* _PROMPT_: All lines holding the string "marker" are to be shown.

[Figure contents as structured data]
((

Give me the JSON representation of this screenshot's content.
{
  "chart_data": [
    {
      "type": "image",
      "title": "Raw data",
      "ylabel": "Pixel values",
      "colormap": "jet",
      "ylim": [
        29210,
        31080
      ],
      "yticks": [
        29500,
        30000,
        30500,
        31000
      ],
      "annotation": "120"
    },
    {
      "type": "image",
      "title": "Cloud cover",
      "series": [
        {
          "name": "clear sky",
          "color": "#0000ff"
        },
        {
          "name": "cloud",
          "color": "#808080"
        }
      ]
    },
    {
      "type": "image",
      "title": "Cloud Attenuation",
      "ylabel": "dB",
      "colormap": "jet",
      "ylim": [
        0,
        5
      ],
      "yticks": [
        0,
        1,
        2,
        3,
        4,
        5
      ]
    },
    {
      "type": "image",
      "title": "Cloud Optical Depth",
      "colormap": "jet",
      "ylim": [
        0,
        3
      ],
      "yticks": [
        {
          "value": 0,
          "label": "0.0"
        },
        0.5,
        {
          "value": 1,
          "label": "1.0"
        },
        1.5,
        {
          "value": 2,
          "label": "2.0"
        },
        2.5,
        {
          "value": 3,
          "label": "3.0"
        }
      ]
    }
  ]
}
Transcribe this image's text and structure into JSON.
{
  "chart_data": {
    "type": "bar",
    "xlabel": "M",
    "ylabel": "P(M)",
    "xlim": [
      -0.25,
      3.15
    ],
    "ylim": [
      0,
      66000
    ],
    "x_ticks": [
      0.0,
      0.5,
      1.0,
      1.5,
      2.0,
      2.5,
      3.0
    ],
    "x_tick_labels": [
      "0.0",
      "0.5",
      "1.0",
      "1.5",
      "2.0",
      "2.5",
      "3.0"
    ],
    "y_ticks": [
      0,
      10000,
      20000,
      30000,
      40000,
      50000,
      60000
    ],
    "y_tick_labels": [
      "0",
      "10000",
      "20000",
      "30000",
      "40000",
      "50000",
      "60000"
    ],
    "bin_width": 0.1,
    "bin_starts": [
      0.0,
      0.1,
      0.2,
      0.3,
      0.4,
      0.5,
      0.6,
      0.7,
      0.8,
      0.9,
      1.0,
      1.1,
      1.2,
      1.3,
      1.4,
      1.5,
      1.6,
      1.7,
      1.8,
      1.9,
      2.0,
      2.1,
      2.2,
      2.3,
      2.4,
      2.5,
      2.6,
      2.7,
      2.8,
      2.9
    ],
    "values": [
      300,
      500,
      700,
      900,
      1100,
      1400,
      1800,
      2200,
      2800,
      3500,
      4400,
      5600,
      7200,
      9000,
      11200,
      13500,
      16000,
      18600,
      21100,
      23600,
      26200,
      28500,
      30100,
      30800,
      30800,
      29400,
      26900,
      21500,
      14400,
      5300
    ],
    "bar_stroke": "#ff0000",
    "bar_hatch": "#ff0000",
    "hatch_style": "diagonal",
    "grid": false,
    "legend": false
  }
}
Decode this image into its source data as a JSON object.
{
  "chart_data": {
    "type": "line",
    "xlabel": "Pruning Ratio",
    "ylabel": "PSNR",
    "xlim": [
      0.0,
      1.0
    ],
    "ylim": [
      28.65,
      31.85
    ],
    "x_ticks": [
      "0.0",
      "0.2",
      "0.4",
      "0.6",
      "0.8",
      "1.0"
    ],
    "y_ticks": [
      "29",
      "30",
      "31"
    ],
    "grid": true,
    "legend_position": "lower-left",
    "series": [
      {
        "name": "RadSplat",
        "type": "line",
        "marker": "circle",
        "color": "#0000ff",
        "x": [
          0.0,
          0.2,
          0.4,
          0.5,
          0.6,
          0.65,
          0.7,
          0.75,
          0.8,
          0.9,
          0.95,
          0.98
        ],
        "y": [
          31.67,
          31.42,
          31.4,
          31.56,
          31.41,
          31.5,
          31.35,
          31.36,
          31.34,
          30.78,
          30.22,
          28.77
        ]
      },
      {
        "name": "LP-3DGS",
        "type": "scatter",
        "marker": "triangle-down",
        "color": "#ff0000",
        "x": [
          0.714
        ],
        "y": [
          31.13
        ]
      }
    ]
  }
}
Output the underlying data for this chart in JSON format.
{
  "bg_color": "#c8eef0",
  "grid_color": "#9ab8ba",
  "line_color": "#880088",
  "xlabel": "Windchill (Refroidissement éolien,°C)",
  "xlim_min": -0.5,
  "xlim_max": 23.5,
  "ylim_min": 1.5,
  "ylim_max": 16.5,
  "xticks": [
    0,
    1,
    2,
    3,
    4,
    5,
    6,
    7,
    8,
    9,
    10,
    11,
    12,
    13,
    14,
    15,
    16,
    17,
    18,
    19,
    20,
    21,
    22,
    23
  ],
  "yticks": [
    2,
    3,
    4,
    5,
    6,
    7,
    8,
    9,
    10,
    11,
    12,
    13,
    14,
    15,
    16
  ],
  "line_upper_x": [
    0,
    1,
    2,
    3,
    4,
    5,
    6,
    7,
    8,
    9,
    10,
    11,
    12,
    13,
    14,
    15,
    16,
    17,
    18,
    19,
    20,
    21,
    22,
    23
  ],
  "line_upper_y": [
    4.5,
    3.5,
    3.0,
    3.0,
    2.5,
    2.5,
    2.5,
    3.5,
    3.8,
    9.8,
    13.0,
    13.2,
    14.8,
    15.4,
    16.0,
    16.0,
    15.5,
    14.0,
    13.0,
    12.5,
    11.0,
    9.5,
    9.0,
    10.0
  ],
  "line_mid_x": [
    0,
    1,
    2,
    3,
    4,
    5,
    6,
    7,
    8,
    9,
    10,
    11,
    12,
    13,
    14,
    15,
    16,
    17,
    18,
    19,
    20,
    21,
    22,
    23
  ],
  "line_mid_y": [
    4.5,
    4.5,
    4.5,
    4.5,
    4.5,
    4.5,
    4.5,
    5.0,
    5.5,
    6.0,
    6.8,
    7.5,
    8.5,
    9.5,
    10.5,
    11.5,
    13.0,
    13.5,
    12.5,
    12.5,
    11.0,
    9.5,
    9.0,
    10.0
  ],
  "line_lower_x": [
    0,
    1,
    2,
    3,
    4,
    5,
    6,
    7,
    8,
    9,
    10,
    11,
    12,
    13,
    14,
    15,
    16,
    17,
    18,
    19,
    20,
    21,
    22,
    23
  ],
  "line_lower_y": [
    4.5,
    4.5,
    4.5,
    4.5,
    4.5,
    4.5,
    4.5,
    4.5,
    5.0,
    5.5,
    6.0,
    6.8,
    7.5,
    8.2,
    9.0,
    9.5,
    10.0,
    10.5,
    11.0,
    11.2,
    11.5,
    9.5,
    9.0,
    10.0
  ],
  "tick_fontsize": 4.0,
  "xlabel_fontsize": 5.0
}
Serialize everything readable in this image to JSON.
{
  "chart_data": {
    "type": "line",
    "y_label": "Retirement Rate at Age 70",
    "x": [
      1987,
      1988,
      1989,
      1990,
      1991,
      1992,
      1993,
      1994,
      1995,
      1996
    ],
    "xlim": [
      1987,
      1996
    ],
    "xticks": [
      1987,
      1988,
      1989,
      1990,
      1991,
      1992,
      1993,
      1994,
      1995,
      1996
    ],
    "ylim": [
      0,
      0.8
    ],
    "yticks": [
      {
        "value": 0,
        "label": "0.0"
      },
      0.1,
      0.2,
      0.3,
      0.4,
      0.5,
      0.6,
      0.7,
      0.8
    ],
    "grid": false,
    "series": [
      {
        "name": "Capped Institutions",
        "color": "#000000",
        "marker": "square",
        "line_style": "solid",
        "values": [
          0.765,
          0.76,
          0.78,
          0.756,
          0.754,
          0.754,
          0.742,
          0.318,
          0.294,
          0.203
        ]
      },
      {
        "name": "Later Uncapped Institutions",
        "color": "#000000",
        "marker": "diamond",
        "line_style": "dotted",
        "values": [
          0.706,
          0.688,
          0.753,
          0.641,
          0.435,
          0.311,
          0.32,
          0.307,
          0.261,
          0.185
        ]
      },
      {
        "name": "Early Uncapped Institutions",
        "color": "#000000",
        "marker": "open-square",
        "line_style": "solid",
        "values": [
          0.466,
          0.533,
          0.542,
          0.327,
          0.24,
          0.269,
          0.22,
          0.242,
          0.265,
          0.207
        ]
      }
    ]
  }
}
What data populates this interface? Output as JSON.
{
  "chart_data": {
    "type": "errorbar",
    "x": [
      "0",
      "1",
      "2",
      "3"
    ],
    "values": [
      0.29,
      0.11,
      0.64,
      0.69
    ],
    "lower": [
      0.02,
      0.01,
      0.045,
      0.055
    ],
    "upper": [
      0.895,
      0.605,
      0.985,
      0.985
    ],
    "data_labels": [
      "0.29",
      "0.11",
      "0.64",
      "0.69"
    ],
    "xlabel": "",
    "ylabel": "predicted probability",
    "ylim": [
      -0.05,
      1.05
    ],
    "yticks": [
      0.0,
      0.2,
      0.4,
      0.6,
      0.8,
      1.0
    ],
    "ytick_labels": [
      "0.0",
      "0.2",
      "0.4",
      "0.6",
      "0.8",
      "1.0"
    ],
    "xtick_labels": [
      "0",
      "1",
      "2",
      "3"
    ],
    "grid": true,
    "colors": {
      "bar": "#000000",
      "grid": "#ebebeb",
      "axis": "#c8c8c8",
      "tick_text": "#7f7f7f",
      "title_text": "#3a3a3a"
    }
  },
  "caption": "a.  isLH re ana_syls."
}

))

* _FULL SOLUTION_:
        "marker": "circle",
        "marker": "triangle-down",
        "marker": "square",
        "marker": "diamond",
        "marker": "open-square",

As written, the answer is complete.